WRITTEN EXERCISE: Print the entries in full, word for word, but not the pictures.

Entries taken from a collection:
···
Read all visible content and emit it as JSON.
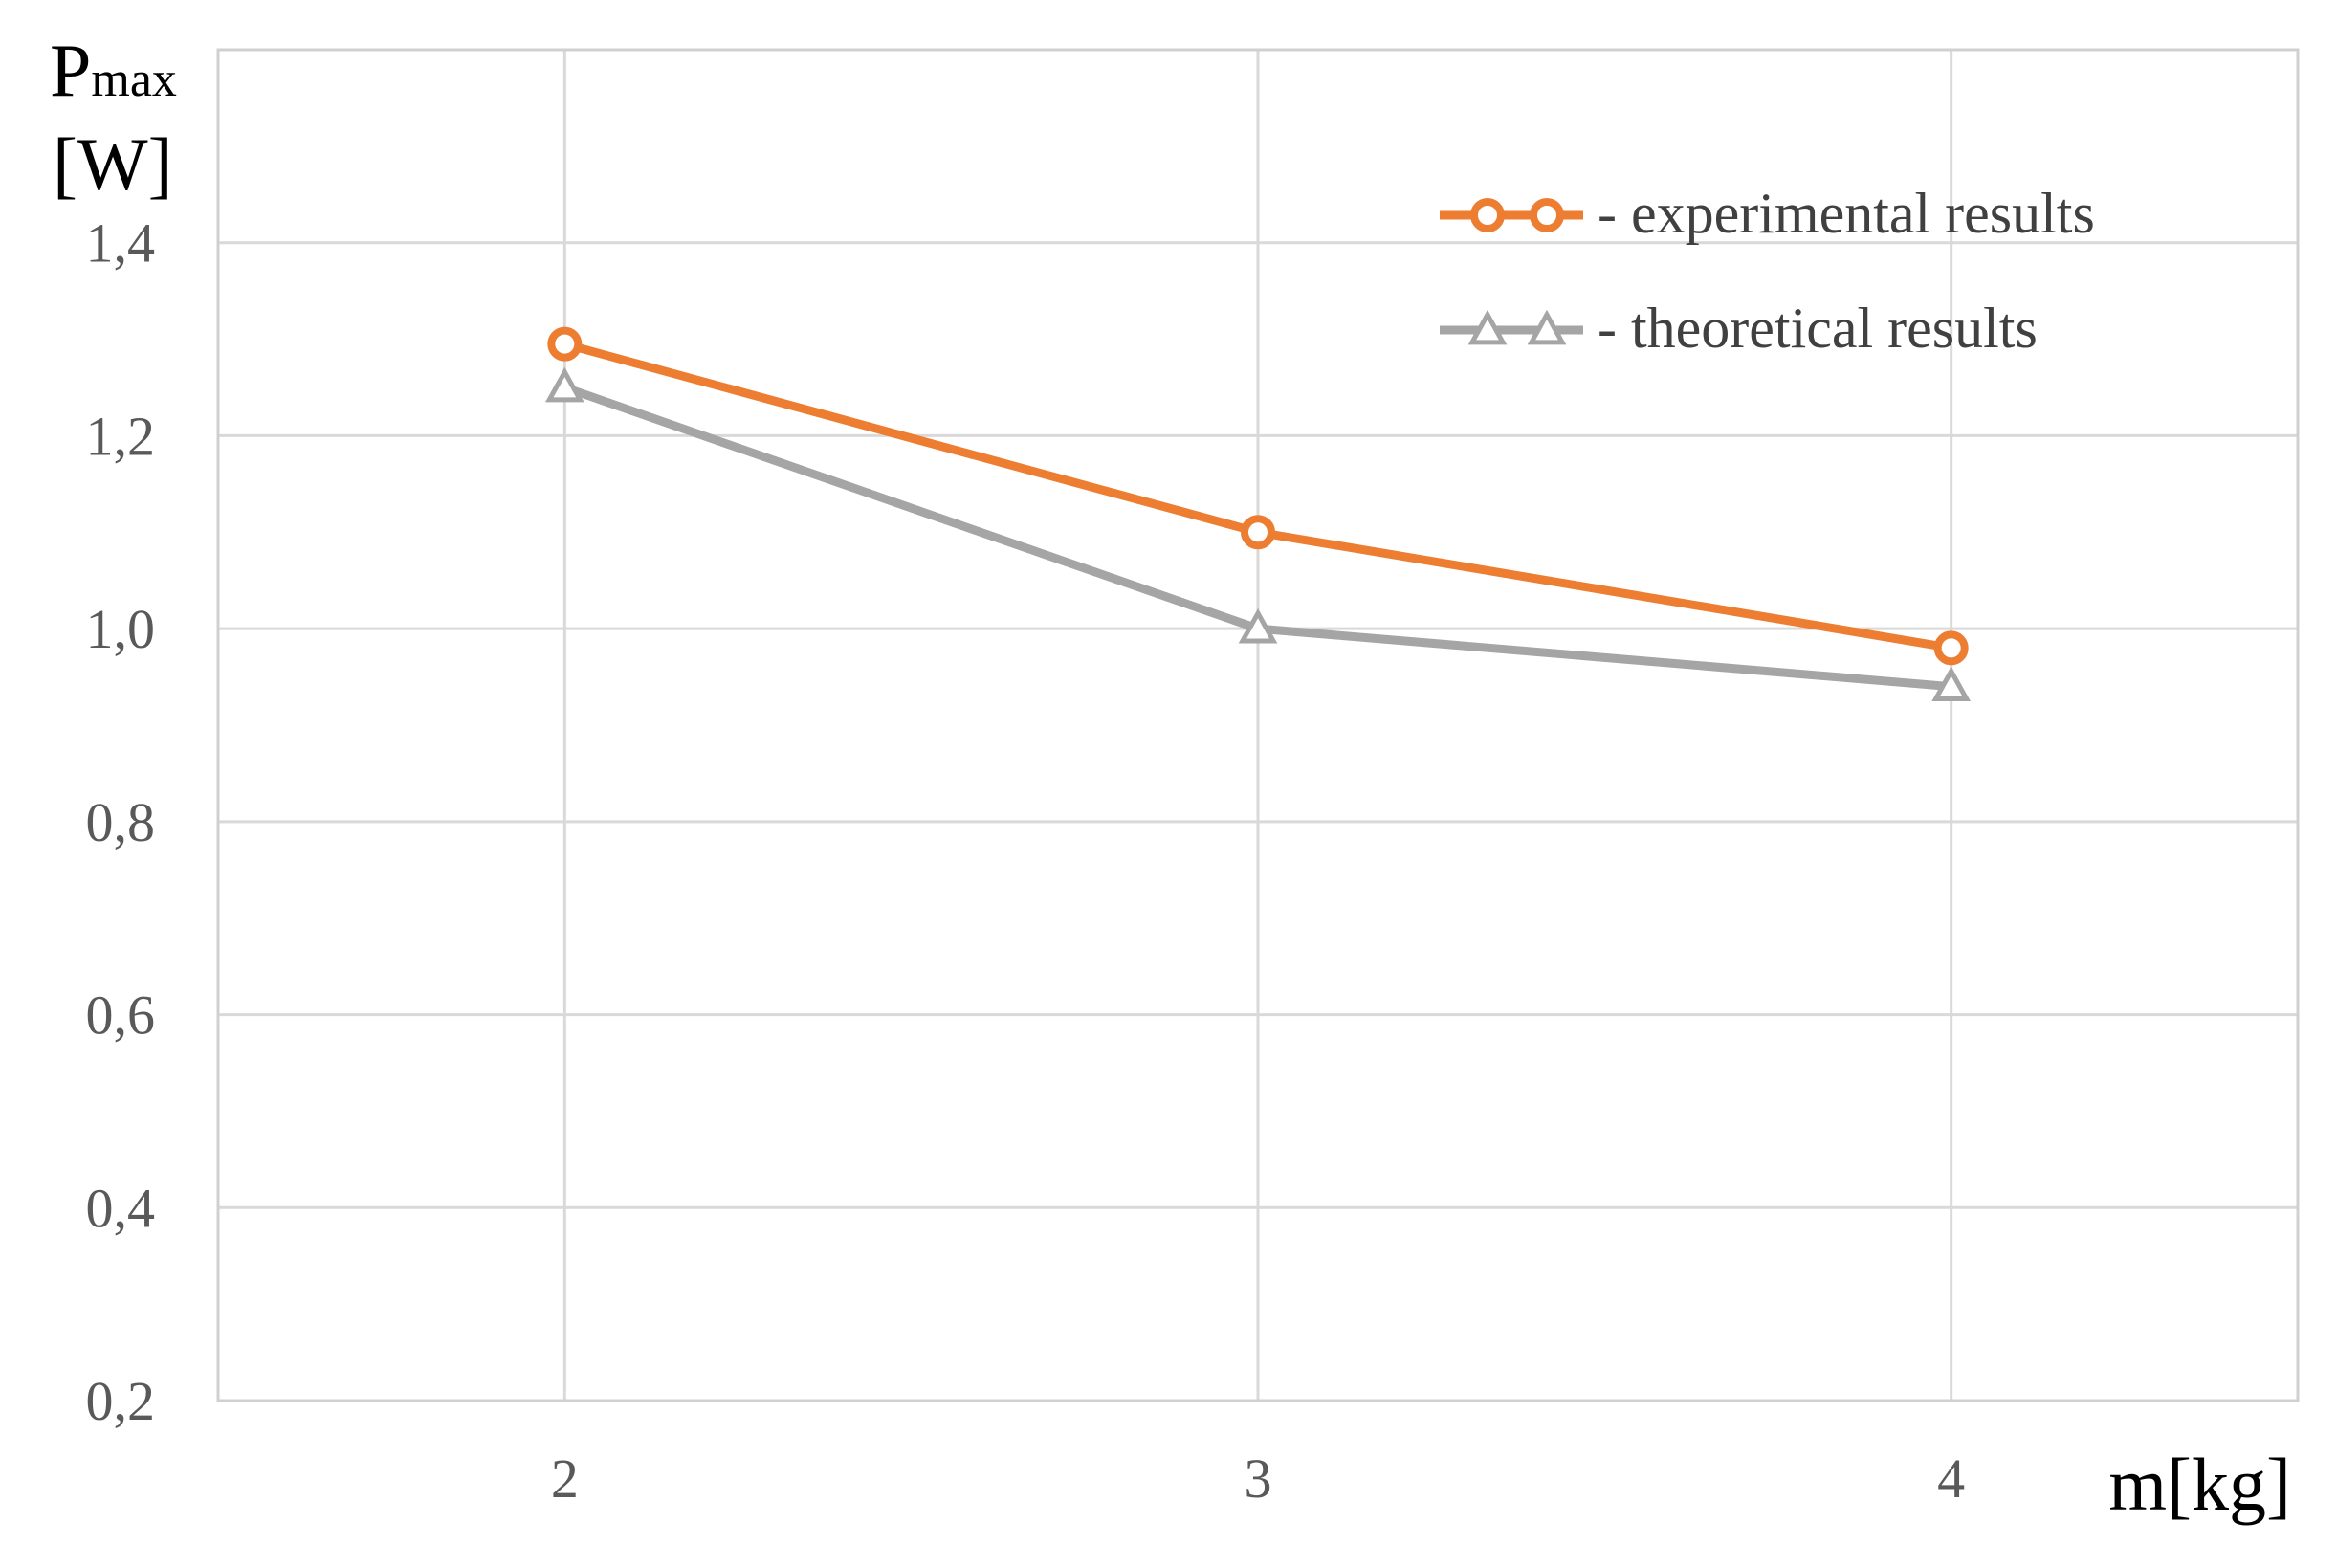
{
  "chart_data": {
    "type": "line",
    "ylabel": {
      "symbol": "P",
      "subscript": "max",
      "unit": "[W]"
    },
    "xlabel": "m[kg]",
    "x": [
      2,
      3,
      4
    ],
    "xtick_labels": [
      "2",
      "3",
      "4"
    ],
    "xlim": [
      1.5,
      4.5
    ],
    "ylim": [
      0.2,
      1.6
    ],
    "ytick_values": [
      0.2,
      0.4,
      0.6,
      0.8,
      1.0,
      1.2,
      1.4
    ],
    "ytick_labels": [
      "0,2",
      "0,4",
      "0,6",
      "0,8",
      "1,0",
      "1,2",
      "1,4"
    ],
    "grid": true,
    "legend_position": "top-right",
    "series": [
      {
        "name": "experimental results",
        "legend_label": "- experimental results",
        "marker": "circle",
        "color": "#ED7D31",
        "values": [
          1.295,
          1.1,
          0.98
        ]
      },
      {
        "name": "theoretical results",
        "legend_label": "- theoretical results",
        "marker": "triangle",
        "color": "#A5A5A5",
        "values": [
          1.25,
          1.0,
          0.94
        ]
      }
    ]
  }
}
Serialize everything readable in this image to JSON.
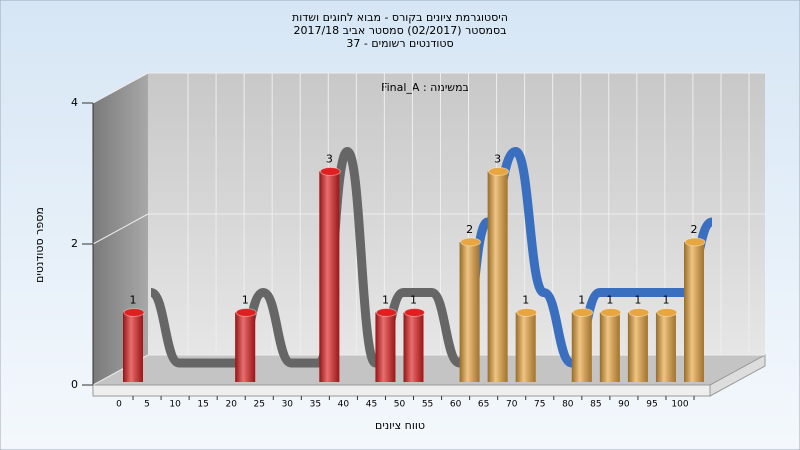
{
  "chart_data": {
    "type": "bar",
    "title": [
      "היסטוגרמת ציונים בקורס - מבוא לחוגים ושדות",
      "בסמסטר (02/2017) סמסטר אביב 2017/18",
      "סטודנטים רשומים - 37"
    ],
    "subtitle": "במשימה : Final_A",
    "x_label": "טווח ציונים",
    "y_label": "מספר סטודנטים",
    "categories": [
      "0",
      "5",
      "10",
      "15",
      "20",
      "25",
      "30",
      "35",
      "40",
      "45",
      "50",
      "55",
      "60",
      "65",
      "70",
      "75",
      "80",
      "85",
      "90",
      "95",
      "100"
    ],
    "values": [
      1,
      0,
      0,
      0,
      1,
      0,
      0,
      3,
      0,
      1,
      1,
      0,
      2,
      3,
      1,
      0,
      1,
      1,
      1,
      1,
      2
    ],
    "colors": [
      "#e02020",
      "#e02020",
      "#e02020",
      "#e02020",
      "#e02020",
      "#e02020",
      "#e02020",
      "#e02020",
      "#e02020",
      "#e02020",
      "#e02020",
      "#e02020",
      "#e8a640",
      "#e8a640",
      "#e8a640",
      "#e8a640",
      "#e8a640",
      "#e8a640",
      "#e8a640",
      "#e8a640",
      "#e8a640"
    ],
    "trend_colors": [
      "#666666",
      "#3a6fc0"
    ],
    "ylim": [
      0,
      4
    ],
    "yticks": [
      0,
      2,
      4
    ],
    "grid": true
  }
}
···
TASK ANSWER:
Read all visible content and emit it as JSON.
{
  "chart_data": {
    "type": "line",
    "ylabel": {
      "symbol": "P",
      "subscript": "max",
      "unit": "[W]"
    },
    "xlabel": "m[kg]",
    "x": [
      2,
      3,
      4
    ],
    "xtick_labels": [
      "2",
      "3",
      "4"
    ],
    "xlim": [
      1.5,
      4.5
    ],
    "ylim": [
      0.2,
      1.6
    ],
    "ytick_values": [
      0.2,
      0.4,
      0.6,
      0.8,
      1.0,
      1.2,
      1.4
    ],
    "ytick_labels": [
      "0,2",
      "0,4",
      "0,6",
      "0,8",
      "1,0",
      "1,2",
      "1,4"
    ],
    "grid": true,
    "legend_position": "top-right",
    "series": [
      {
        "name": "experimental results",
        "legend_label": "- experimental results",
        "marker": "circle",
        "color": "#ED7D31",
        "values": [
          1.295,
          1.1,
          0.98
        ]
      },
      {
        "name": "theoretical results",
        "legend_label": "- theoretical results",
        "marker": "triangle",
        "color": "#A5A5A5",
        "values": [
          1.25,
          1.0,
          0.94
        ]
      }
    ]
  }
}
Serialize everything readable in this image to JSON.
{
  "chart_data": {
    "type": "bar",
    "title": [
      "היסטוגרמת ציונים בקורס - מבוא לחוגים ושדות",
      "בסמסטר (02/2017) סמסטר אביב 2017/18",
      "סטודנטים רשומים - 37"
    ],
    "subtitle": "במשימה : Final_A",
    "x_label": "טווח ציונים",
    "y_label": "מספר סטודנטים",
    "categories": [
      "0",
      "5",
      "10",
      "15",
      "20",
      "25",
      "30",
      "35",
      "40",
      "45",
      "50",
      "55",
      "60",
      "65",
      "70",
      "75",
      "80",
      "85",
      "90",
      "95",
      "100"
    ],
    "values": [
      1,
      0,
      0,
      0,
      1,
      0,
      0,
      3,
      0,
      1,
      1,
      0,
      2,
      3,
      1,
      0,
      1,
      1,
      1,
      1,
      2
    ],
    "colors": [
      "#e02020",
      "#e02020",
      "#e02020",
      "#e02020",
      "#e02020",
      "#e02020",
      "#e02020",
      "#e02020",
      "#e02020",
      "#e02020",
      "#e02020",
      "#e02020",
      "#e8a640",
      "#e8a640",
      "#e8a640",
      "#e8a640",
      "#e8a640",
      "#e8a640",
      "#e8a640",
      "#e8a640",
      "#e8a640"
    ],
    "trend_colors": [
      "#666666",
      "#3a6fc0"
    ],
    "ylim": [
      0,
      4
    ],
    "yticks": [
      0,
      2,
      4
    ],
    "grid": true
  }
}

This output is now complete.